● What you are asked to do:
Below are the records; collect from them each line containing the string "tenue".

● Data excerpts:
_ _ _ _
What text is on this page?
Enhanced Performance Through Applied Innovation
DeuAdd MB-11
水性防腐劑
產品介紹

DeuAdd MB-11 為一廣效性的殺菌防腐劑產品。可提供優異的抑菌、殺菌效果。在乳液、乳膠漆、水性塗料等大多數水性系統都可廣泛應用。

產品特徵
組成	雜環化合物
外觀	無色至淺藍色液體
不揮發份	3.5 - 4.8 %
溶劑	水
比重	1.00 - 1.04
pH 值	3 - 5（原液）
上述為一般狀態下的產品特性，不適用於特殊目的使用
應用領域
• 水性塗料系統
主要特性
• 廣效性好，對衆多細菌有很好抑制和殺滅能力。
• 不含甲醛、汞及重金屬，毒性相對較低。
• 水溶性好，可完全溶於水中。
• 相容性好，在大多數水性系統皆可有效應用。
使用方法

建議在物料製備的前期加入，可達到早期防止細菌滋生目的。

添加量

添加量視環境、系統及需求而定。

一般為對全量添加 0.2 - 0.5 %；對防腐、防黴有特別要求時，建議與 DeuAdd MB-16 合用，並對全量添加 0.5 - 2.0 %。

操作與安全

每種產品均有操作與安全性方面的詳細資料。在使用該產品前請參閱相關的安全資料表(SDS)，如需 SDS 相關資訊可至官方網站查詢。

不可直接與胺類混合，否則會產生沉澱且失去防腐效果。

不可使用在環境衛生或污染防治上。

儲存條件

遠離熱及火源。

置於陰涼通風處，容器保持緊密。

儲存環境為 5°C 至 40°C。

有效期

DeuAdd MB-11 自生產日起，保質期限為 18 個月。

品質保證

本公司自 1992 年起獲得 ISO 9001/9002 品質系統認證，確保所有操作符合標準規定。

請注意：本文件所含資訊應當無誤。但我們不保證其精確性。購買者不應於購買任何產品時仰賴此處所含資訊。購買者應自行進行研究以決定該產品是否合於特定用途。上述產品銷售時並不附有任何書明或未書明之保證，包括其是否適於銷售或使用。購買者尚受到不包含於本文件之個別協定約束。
_ _ _ _
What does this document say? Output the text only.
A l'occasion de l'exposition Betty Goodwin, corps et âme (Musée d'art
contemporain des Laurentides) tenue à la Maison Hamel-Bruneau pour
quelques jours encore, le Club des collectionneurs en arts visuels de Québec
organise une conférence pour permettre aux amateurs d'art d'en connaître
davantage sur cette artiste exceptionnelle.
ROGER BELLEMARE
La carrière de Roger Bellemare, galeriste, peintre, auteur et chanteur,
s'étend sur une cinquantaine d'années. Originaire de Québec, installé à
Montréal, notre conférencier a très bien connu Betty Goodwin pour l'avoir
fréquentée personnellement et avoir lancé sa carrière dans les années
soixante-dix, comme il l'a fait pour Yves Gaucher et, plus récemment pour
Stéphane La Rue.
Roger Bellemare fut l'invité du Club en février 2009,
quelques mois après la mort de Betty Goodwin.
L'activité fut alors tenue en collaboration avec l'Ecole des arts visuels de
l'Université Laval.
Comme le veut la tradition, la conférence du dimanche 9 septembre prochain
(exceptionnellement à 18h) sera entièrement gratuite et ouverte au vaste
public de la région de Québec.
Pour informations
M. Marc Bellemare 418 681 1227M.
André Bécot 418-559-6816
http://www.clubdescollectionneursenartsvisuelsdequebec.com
_ _ _ _
● Task output:
contemporain des Laurentides) tenue à la Maison Hamel-Bruneau pour
L'activité fut alors tenue en collaboration avec l'Ecole des arts visuels de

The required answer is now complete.